#### Stated task
Please transcribe the data that follows without the pictures, keeping every word the same.

(Dataset items)
=-=-=-=-=

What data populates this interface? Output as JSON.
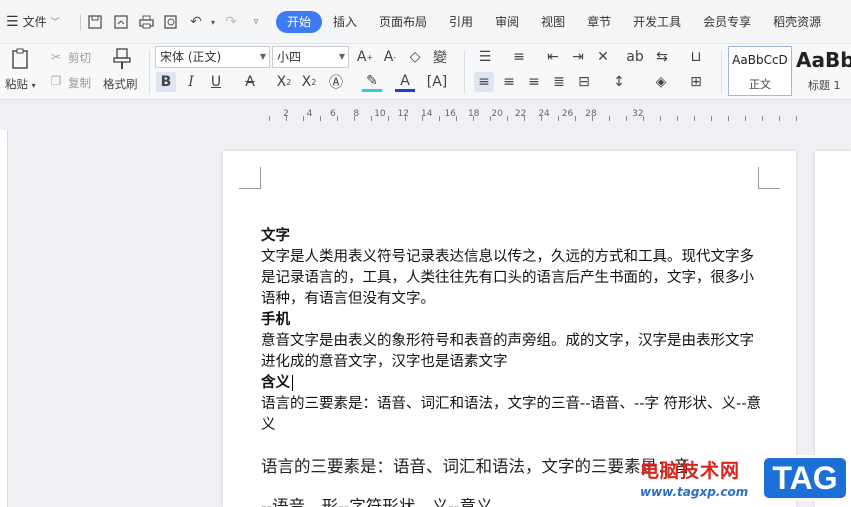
{
  "menu": {
    "file_label": "文件",
    "tabs": [
      "开始",
      "插入",
      "页面布局",
      "引用",
      "审阅",
      "视图",
      "章节",
      "开发工具",
      "会员专享",
      "稻壳资源"
    ]
  },
  "ribbon": {
    "paste_label": "粘贴",
    "cut_label": "剪切",
    "copy_label": "复制",
    "format_painter_label": "格式刷",
    "font_name": "宋体 (正文)",
    "font_size": "小四",
    "styles": [
      {
        "sample": "AaBbCcD",
        "name": "正文"
      },
      {
        "sample": "AaBb",
        "name": "标题 1"
      }
    ]
  },
  "ruler": {
    "numbers": [
      "2",
      "4",
      "6",
      "8",
      "10",
      "12",
      "14",
      "16",
      "18",
      "20",
      "22",
      "24",
      "26",
      "28",
      "32"
    ]
  },
  "document": {
    "heading1": "文字",
    "para1": "文字是人类用表义符号记录表达信息以传之，久远的方式和工具。现代文字多是记录语言的，工具，人类往往先有口头的语言后产生书面的，文字，很多小语种，有语言但没有文字。",
    "heading2": "手机",
    "para2": "意音文字是由表义的象形符号和表音的声旁组。成的文字，汉字是由表形文字进化成的意音文字，汉字也是语素文字",
    "heading3": "含义",
    "para3": "语言的三要素是：语音、词汇和语法，文字的三音--语音、--字 符形状、义--意义",
    "para4": "语言的三要素是：语音、词汇和语法，文字的三要素是：音",
    "para5": "--语音、形--字符形状、义--意义。"
  },
  "watermark": {
    "site_name": "电脑技术网",
    "url": "www.tagxp.com",
    "logo": "TAG"
  }
}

=-=-=-=-=

#### Expected output
What data populates this interface? Output as JSON.
{
  "menu": {
    "file_label": "文件",
    "tabs": [
      "开始",
      "插入",
      "页面布局",
      "引用",
      "审阅",
      "视图",
      "章节",
      "开发工具",
      "会员专享",
      "稻壳资源"
    ]
  },
  "ribbon": {
    "paste_label": "粘贴",
    "cut_label": "剪切",
    "copy_label": "复制",
    "format_painter_label": "格式刷",
    "font_name": "宋体 (正文)",
    "font_size": "小四",
    "styles": [
      {
        "sample": "AaBbCcD",
        "name": "正文"
      },
      {
        "sample": "AaBb",
        "name": "标题 1"
      }
    ]
  },
  "ruler": {
    "numbers": [
      "2",
      "4",
      "6",
      "8",
      "10",
      "12",
      "14",
      "16",
      "18",
      "20",
      "22",
      "24",
      "26",
      "28",
      "32"
    ]
  },
  "document": {
    "heading1": "文字",
    "para1": "文字是人类用表义符号记录表达信息以传之，久远的方式和工具。现代文字多是记录语言的，工具，人类往往先有口头的语言后产生书面的，文字，很多小语种，有语言但没有文字。",
    "heading2": "手机",
    "para2": "意音文字是由表义的象形符号和表音的声旁组。成的文字，汉字是由表形文字进化成的意音文字，汉字也是语素文字",
    "heading3": "含义",
    "para3": "语言的三要素是：语音、词汇和语法，文字的三音--语音、--字 符形状、义--意义",
    "para4": "语言的三要素是：语音、词汇和语法，文字的三要素是：音",
    "para5": "--语音、形--字符形状、义--意义。"
  },
  "watermark": {
    "site_name": "电脑技术网",
    "url": "www.tagxp.com",
    "logo": "TAG"
  }
}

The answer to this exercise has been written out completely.